_Goal_. Show every line in the records below that contains the word "axis".
--
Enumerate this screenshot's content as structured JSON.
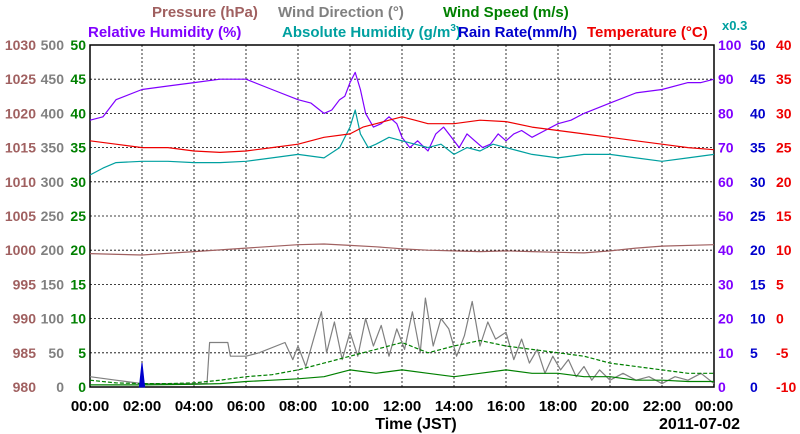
{
  "chart_data": {
    "type": "line",
    "legend_row1": [
      {
        "label": "Pressure (hPa)",
        "color": "#a06060"
      },
      {
        "label": "Wind Direction (°)",
        "color": "#808080"
      },
      {
        "label": "Wind Speed (m/s)",
        "color": "#008000"
      }
    ],
    "legend_row2": [
      {
        "label": "Relative Humidity (%)",
        "color": "#8000ff"
      },
      {
        "label": "Absolute Humidity (g/m",
        "sup": "3",
        "close": ")",
        "color": "#00a0a0"
      },
      {
        "label": "Rain Rate(mm/h)",
        "color": "#0000cc"
      },
      {
        "label": "Temperature (°C)",
        "color": "#ee0000"
      }
    ],
    "rain_scale_note": "x0.3",
    "xlabel": "Time (JST)",
    "date_label": "2011-07-02",
    "x_ticks": [
      "00:00",
      "02:00",
      "04:00",
      "06:00",
      "08:00",
      "10:00",
      "12:00",
      "14:00",
      "16:00",
      "18:00",
      "20:00",
      "22:00",
      "00:00"
    ],
    "axes": {
      "pressure": {
        "ticks": [
          "1030",
          "1025",
          "1020",
          "1015",
          "1010",
          "1005",
          "1000",
          "995",
          "990",
          "985",
          "980"
        ],
        "ylim": [
          980,
          1030
        ],
        "color": "#a06060"
      },
      "wind_direction": {
        "ticks": [
          "500",
          "450",
          "400",
          "350",
          "300",
          "250",
          "200",
          "150",
          "100",
          "50",
          "0"
        ],
        "ylim": [
          0,
          500
        ],
        "color": "#808080"
      },
      "wind_speed": {
        "ticks": [
          "50",
          "45",
          "40",
          "35",
          "30",
          "25",
          "20",
          "15",
          "10",
          "5",
          "0"
        ],
        "ylim": [
          0,
          50
        ],
        "color": "#008000"
      },
      "relative_humidity": {
        "ticks": [
          "100",
          "90",
          "80",
          "70",
          "60",
          "50",
          "40",
          "30",
          "20",
          "10",
          "0"
        ],
        "ylim": [
          0,
          100
        ],
        "color": "#8000ff"
      },
      "rain_rate": {
        "ticks": [
          "50",
          "45",
          "40",
          "35",
          "30",
          "25",
          "20",
          "15",
          "10",
          "5",
          "0"
        ],
        "ylim": [
          0,
          50
        ],
        "color": "#0000cc"
      },
      "temperature": {
        "ticks": [
          "40",
          "35",
          "30",
          "25",
          "20",
          "15",
          "10",
          "5",
          "0",
          "-5",
          "-10"
        ],
        "ylim": [
          -10,
          40
        ],
        "color": "#ee0000"
      }
    },
    "grid": true,
    "series": [
      {
        "name": "Pressure (hPa)",
        "axis": "pressure",
        "color": "#a06060",
        "style": "solid",
        "points": [
          [
            0,
            999.5
          ],
          [
            2,
            999.3
          ],
          [
            4,
            999.8
          ],
          [
            6,
            1000.3
          ],
          [
            8,
            1000.8
          ],
          [
            9,
            1000.9
          ],
          [
            10,
            1000.7
          ],
          [
            11,
            1000.5
          ],
          [
            12,
            1000.2
          ],
          [
            13,
            1000
          ],
          [
            14,
            999.9
          ],
          [
            15,
            999.8
          ],
          [
            16,
            999.9
          ],
          [
            17,
            999.8
          ],
          [
            18,
            999.7
          ],
          [
            19,
            999.6
          ],
          [
            20,
            999.9
          ],
          [
            21,
            1000.3
          ],
          [
            22,
            1000.6
          ],
          [
            24,
            1000.8
          ]
        ]
      },
      {
        "name": "Wind Direction (°)",
        "axis": "wind_direction",
        "color": "#808080",
        "style": "solid",
        "points": [
          [
            0,
            15
          ],
          [
            1,
            10
          ],
          [
            2,
            5
          ],
          [
            3,
            5
          ],
          [
            4,
            5
          ],
          [
            4.5,
            5
          ],
          [
            4.6,
            65
          ],
          [
            5.3,
            65
          ],
          [
            5.4,
            45
          ],
          [
            6,
            45
          ],
          [
            6.5,
            50
          ],
          [
            7.5,
            65
          ],
          [
            7.8,
            40
          ],
          [
            8,
            60
          ],
          [
            8.3,
            30
          ],
          [
            8.6,
            70
          ],
          [
            8.9,
            110
          ],
          [
            9.1,
            50
          ],
          [
            9.4,
            95
          ],
          [
            9.7,
            40
          ],
          [
            10,
            80
          ],
          [
            10.3,
            45
          ],
          [
            10.6,
            100
          ],
          [
            10.9,
            60
          ],
          [
            11.2,
            90
          ],
          [
            11.5,
            45
          ],
          [
            11.8,
            85
          ],
          [
            12.1,
            55
          ],
          [
            12.4,
            110
          ],
          [
            12.7,
            50
          ],
          [
            12.9,
            130
          ],
          [
            13.2,
            60
          ],
          [
            13.5,
            100
          ],
          [
            13.8,
            85
          ],
          [
            14.1,
            45
          ],
          [
            14.4,
            75
          ],
          [
            14.7,
            125
          ],
          [
            15,
            60
          ],
          [
            15.3,
            95
          ],
          [
            15.6,
            70
          ],
          [
            16,
            80
          ],
          [
            16.3,
            40
          ],
          [
            16.6,
            70
          ],
          [
            16.9,
            35
          ],
          [
            17.2,
            55
          ],
          [
            17.5,
            20
          ],
          [
            17.8,
            45
          ],
          [
            18.1,
            25
          ],
          [
            18.4,
            40
          ],
          [
            18.7,
            15
          ],
          [
            19,
            30
          ],
          [
            19.3,
            10
          ],
          [
            19.6,
            25
          ],
          [
            20,
            10
          ],
          [
            20.5,
            20
          ],
          [
            21,
            10
          ],
          [
            21.5,
            15
          ],
          [
            22,
            5
          ],
          [
            22.5,
            15
          ],
          [
            23,
            10
          ],
          [
            23.5,
            20
          ],
          [
            24,
            5
          ]
        ]
      },
      {
        "name": "Wind Speed (m/s)",
        "axis": "wind_speed",
        "color": "#008000",
        "style": "dashed",
        "points": [
          [
            0,
            1
          ],
          [
            1,
            0.6
          ],
          [
            2,
            0.5
          ],
          [
            3,
            0.5
          ],
          [
            4,
            0.6
          ],
          [
            5,
            1
          ],
          [
            6,
            1.5
          ],
          [
            7,
            1.8
          ],
          [
            8,
            2.5
          ],
          [
            9,
            3.5
          ],
          [
            10,
            4.5
          ],
          [
            11,
            5.5
          ],
          [
            12,
            6.5
          ],
          [
            13,
            5
          ],
          [
            14,
            6
          ],
          [
            15,
            6.8
          ],
          [
            16,
            6
          ],
          [
            17,
            5.5
          ],
          [
            18,
            5
          ],
          [
            19,
            4.5
          ],
          [
            20,
            3.5
          ],
          [
            21,
            3
          ],
          [
            22,
            2.5
          ],
          [
            23,
            2
          ],
          [
            24,
            2
          ]
        ]
      },
      {
        "name": "Wind Speed (m/s)",
        "axis": "wind_speed",
        "color": "#008000",
        "style": "solid",
        "points": [
          [
            0,
            0.3
          ],
          [
            2,
            0.3
          ],
          [
            4,
            0.4
          ],
          [
            5,
            0.5
          ],
          [
            6,
            0.8
          ],
          [
            7,
            1
          ],
          [
            8,
            1.2
          ],
          [
            9,
            1.5
          ],
          [
            10,
            2.5
          ],
          [
            11,
            2
          ],
          [
            12,
            2.5
          ],
          [
            13,
            2
          ],
          [
            14,
            1.5
          ],
          [
            15,
            2
          ],
          [
            16,
            2.5
          ],
          [
            17,
            2
          ],
          [
            18,
            2
          ],
          [
            19,
            1.5
          ],
          [
            20,
            1.5
          ],
          [
            21,
            1
          ],
          [
            22,
            1
          ],
          [
            23,
            0.8
          ],
          [
            24,
            0.8
          ]
        ]
      },
      {
        "name": "Rain Rate(mm/h)",
        "axis": "rain_rate",
        "color": "#0000cc",
        "style": "bar",
        "points": [
          [
            1.9,
            0
          ],
          [
            2.0,
            3.5
          ],
          [
            2.1,
            0
          ]
        ]
      },
      {
        "name": "Relative Humidity (%)",
        "axis": "relative_humidity",
        "color": "#8000ff",
        "style": "solid",
        "points": [
          [
            0,
            78
          ],
          [
            0.5,
            79
          ],
          [
            1,
            84
          ],
          [
            2,
            87
          ],
          [
            3,
            88
          ],
          [
            4,
            89
          ],
          [
            5,
            90
          ],
          [
            6,
            90
          ],
          [
            7,
            87
          ],
          [
            8,
            84
          ],
          [
            8.5,
            83
          ],
          [
            9,
            80
          ],
          [
            9.3,
            81
          ],
          [
            9.6,
            84
          ],
          [
            9.8,
            85
          ],
          [
            10,
            89
          ],
          [
            10.2,
            92
          ],
          [
            10.4,
            87
          ],
          [
            10.6,
            80
          ],
          [
            10.9,
            76
          ],
          [
            11.2,
            77
          ],
          [
            11.5,
            79
          ],
          [
            11.8,
            77
          ],
          [
            12,
            73
          ],
          [
            12.3,
            70
          ],
          [
            12.6,
            72
          ],
          [
            13,
            69
          ],
          [
            13.3,
            74
          ],
          [
            13.6,
            76
          ],
          [
            13.9,
            73
          ],
          [
            14.2,
            70
          ],
          [
            14.5,
            74
          ],
          [
            14.8,
            72
          ],
          [
            15.1,
            70
          ],
          [
            15.4,
            71
          ],
          [
            15.7,
            74
          ],
          [
            16,
            72
          ],
          [
            16.3,
            74
          ],
          [
            16.6,
            75
          ],
          [
            17,
            73
          ],
          [
            17.5,
            75
          ],
          [
            18,
            77
          ],
          [
            18.5,
            78
          ],
          [
            19,
            80
          ],
          [
            20,
            83
          ],
          [
            21,
            86
          ],
          [
            22,
            87
          ],
          [
            23,
            89
          ],
          [
            23.5,
            89
          ],
          [
            24,
            90
          ]
        ]
      },
      {
        "name": "Absolute Humidity (g/m3)",
        "axis": "wind_speed",
        "color": "#00a0a0",
        "style": "solid",
        "points": [
          [
            0,
            31
          ],
          [
            0.5,
            32
          ],
          [
            1,
            32.8
          ],
          [
            2,
            33
          ],
          [
            3,
            33
          ],
          [
            4,
            32.8
          ],
          [
            5,
            32.8
          ],
          [
            6,
            33
          ],
          [
            7,
            33.5
          ],
          [
            8,
            34
          ],
          [
            9,
            33.5
          ],
          [
            9.6,
            35
          ],
          [
            10,
            38
          ],
          [
            10.2,
            40.5
          ],
          [
            10.4,
            37
          ],
          [
            10.7,
            35
          ],
          [
            11,
            35.5
          ],
          [
            11.5,
            36.5
          ],
          [
            12,
            36
          ],
          [
            12.5,
            35.5
          ],
          [
            13,
            35
          ],
          [
            13.5,
            35.5
          ],
          [
            14,
            34
          ],
          [
            14.5,
            35
          ],
          [
            15,
            34.5
          ],
          [
            15.5,
            35.5
          ],
          [
            16,
            35
          ],
          [
            16.5,
            34.5
          ],
          [
            17,
            34
          ],
          [
            18,
            33.5
          ],
          [
            19,
            34
          ],
          [
            20,
            34
          ],
          [
            21,
            33.5
          ],
          [
            22,
            33
          ],
          [
            23,
            33.5
          ],
          [
            24,
            34
          ]
        ]
      },
      {
        "name": "Temperature (°C)",
        "axis": "temperature",
        "color": "#ee0000",
        "style": "solid",
        "points": [
          [
            0,
            26
          ],
          [
            1,
            25.5
          ],
          [
            2,
            25
          ],
          [
            3,
            25
          ],
          [
            4,
            24.5
          ],
          [
            5,
            24.3
          ],
          [
            6,
            24.5
          ],
          [
            7,
            25
          ],
          [
            8,
            25.5
          ],
          [
            9,
            26.5
          ],
          [
            10,
            27
          ],
          [
            10.5,
            28
          ],
          [
            11,
            28.5
          ],
          [
            11.5,
            29
          ],
          [
            12,
            29.5
          ],
          [
            12.5,
            29
          ],
          [
            13,
            28.5
          ],
          [
            14,
            28.5
          ],
          [
            15,
            29
          ],
          [
            16,
            28.8
          ],
          [
            17,
            28
          ],
          [
            18,
            27.5
          ],
          [
            19,
            27
          ],
          [
            20,
            26.5
          ],
          [
            21,
            26
          ],
          [
            22,
            25.5
          ],
          [
            23,
            25
          ],
          [
            24,
            24.7
          ]
        ]
      }
    ]
  }
}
--
_Response for this exercise_.
        "axis": "pressure",
        "axis": "wind_direction",
        "axis": "wind_speed",
        "axis": "wind_speed",
        "axis": "rain_rate",
        "axis": "relative_humidity",
        "axis": "wind_speed",
        "axis": "temperature",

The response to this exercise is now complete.